#### Selected passage:
__________________________________________________
So, it looks like we need to be a little more permissive when deciding if the gang is schedulable.

policy 3: the gang is scheduled when any context is runnable, and descheduled when no contexts are runnable

This is another fairly simple approach&emdash;the gang is scheduled whenever there is any work to do. We no longer have any non-termination conditions, as 'having work to do' will result in 'doing work'.

The tricky part is that it will require us to change one of the fundamental assumptions about spufs: currently, we don't schedule any context unless it is runnable. Because we schedule the entire gang when one if its context becomes runnable, we have to now schedule a number of non-runnable contexts.

The good news is that I've already done a little experimental work to overcome this general restriction in spufs.

The last approach is a little more complex, but works around this restriction:

policy 4: schedule the runnable contexts of a gang, and reserve SPEs for the non-runnable contexts

This is just like policy 3, but instead of actually scheduling the non-runnable contexts, we reserve a SPE for them.

This way, a non-runnable context does not need to be loaded, but can be quickly scheduled when it becomes runnable. The downside is that we're only half-implementing gang scheduling; there still may be interactions to a non-runnable SPE (eg, accesses to the problem state mapping from a running context in the same gang) that will cause running contexts to become blocked.

So, which policy is best for spufs?

Policies 1 and 2 have significant flaws in their approach. It's quite possible that either will lead to non-termination conditions in fairly simple user programs. I don't think we can 'work around' this with a restriction on the programmer.

Policy 4 will require a mechanism for reserving SPEs for a particular context; I'm not convinced the extra complexity is worth the effort, especially as this doesn't allow us to implement gang scheduling properly.
__________________________________________________
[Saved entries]
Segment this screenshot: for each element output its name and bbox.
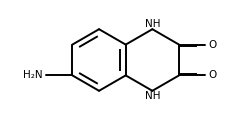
Text: NH: NH [145,91,160,101]
Text: NH: NH [145,19,160,29]
Text: H₂N: H₂N [23,70,43,80]
Text: O: O [209,40,217,50]
Text: O: O [209,70,217,80]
__________________________________________________
#### Set exercise:
Copy the gang scheduling text from "This is just" up to and including "on the programmer.", substituting "drawback" for "downside".

#### Result:
This is just like policy 3, but instead of actually scheduling the non-runnable contexts, we reserve a SPE for them.

This way, a non-runnable context does not need to be loaded, but can be quickly scheduled when it becomes runnable. The drawback is that we're only half-implementing gang scheduling; there still may be interactions to a non-runnable SPE (eg, accesses to the problem state mapping from a running context in the same gang) that will cause running contexts to become blocked.

So, which policy is best for spufs?

Policies 1 and 2 have significant flaws in their approach. It's quite possible that either will lead to non-termination conditions in fairly simple user programs. I don't think we can 'work around' this with a restriction on the programmer.